## GOAL
Go through the entries below and print each one exactly, leaving out pictures.

(Records from a collection)
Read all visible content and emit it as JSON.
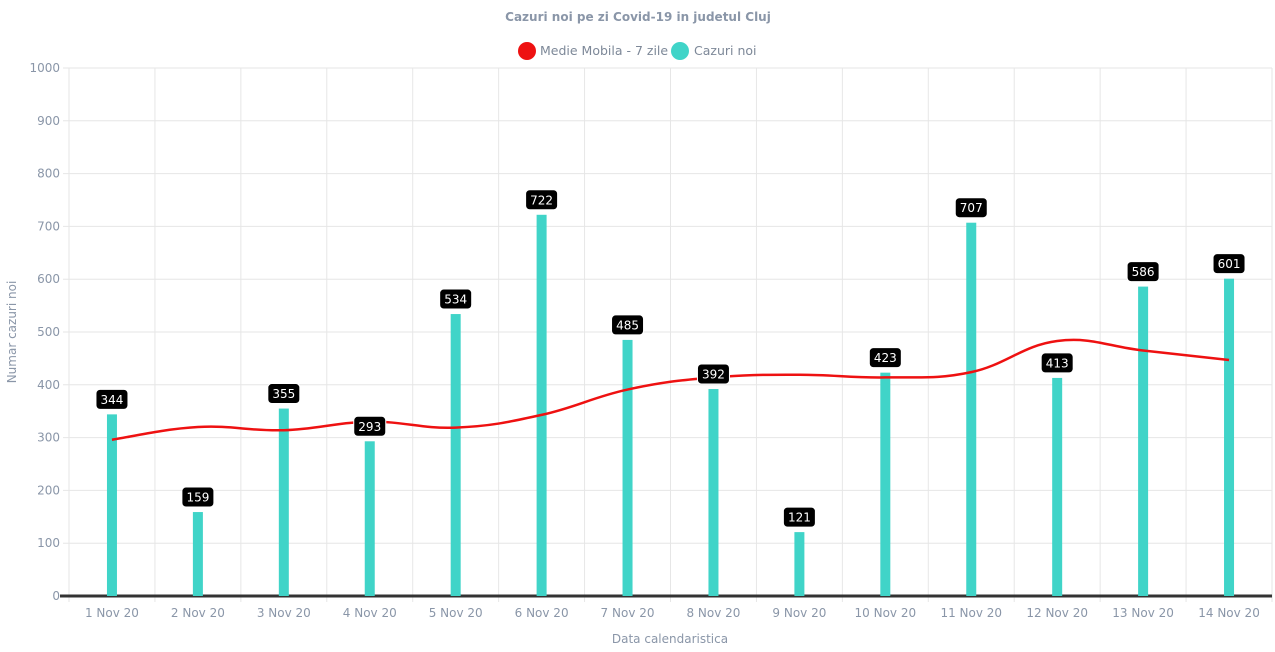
{
  "chart_data": {
    "type": "bar",
    "title": "Cazuri noi pe zi Covid-19 in judetul Cluj",
    "xlabel": "Data calendaristica",
    "ylabel": "Numar cazuri noi",
    "ylim": [
      0,
      1000
    ],
    "yticks": [
      "0",
      "100",
      "200",
      "300",
      "400",
      "500",
      "600",
      "700",
      "800",
      "900",
      "1000"
    ],
    "grid": true,
    "legend_position": "top-center",
    "categories": [
      "1 Nov 20",
      "2 Nov 20",
      "3 Nov 20",
      "4 Nov 20",
      "5 Nov 20",
      "6 Nov 20",
      "7 Nov 20",
      "8 Nov 20",
      "9 Nov 20",
      "10 Nov 20",
      "11 Nov 20",
      "12 Nov 20",
      "13 Nov 20",
      "14 Nov 20"
    ],
    "series": [
      {
        "name": "Medie Mobila - 7 zile",
        "type": "line",
        "color": "#ee1111",
        "values": [
          296,
          320,
          314,
          330,
          319,
          343,
          391,
          414,
          419,
          414,
          424,
          483,
          465,
          447
        ]
      },
      {
        "name": "Cazuri noi",
        "type": "bar",
        "color": "#40d4c8",
        "values": [
          344,
          159,
          355,
          293,
          534,
          722,
          485,
          392,
          121,
          423,
          707,
          413,
          586,
          601
        ],
        "data_labels": [
          "344",
          "159",
          "355",
          "293",
          "534",
          "722",
          "485",
          "392",
          "121",
          "423",
          "707",
          "413",
          "586",
          "601"
        ]
      }
    ]
  }
}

## EXERCISE RESULT
Read all visible content and emit it as JSON.
{
  "chart_data": {
    "type": "bar",
    "title": "Cazuri noi pe zi Covid-19 in judetul Cluj",
    "xlabel": "Data calendaristica",
    "ylabel": "Numar cazuri noi",
    "ylim": [
      0,
      1000
    ],
    "yticks": [
      "0",
      "100",
      "200",
      "300",
      "400",
      "500",
      "600",
      "700",
      "800",
      "900",
      "1000"
    ],
    "grid": true,
    "legend_position": "top-center",
    "categories": [
      "1 Nov 20",
      "2 Nov 20",
      "3 Nov 20",
      "4 Nov 20",
      "5 Nov 20",
      "6 Nov 20",
      "7 Nov 20",
      "8 Nov 20",
      "9 Nov 20",
      "10 Nov 20",
      "11 Nov 20",
      "12 Nov 20",
      "13 Nov 20",
      "14 Nov 20"
    ],
    "series": [
      {
        "name": "Medie Mobila - 7 zile",
        "type": "line",
        "color": "#ee1111",
        "values": [
          296,
          320,
          314,
          330,
          319,
          343,
          391,
          414,
          419,
          414,
          424,
          483,
          465,
          447
        ]
      },
      {
        "name": "Cazuri noi",
        "type": "bar",
        "color": "#40d4c8",
        "values": [
          344,
          159,
          355,
          293,
          534,
          722,
          485,
          392,
          121,
          423,
          707,
          413,
          586,
          601
        ],
        "data_labels": [
          "344",
          "159",
          "355",
          "293",
          "534",
          "722",
          "485",
          "392",
          "121",
          "423",
          "707",
          "413",
          "586",
          "601"
        ]
      }
    ]
  }
}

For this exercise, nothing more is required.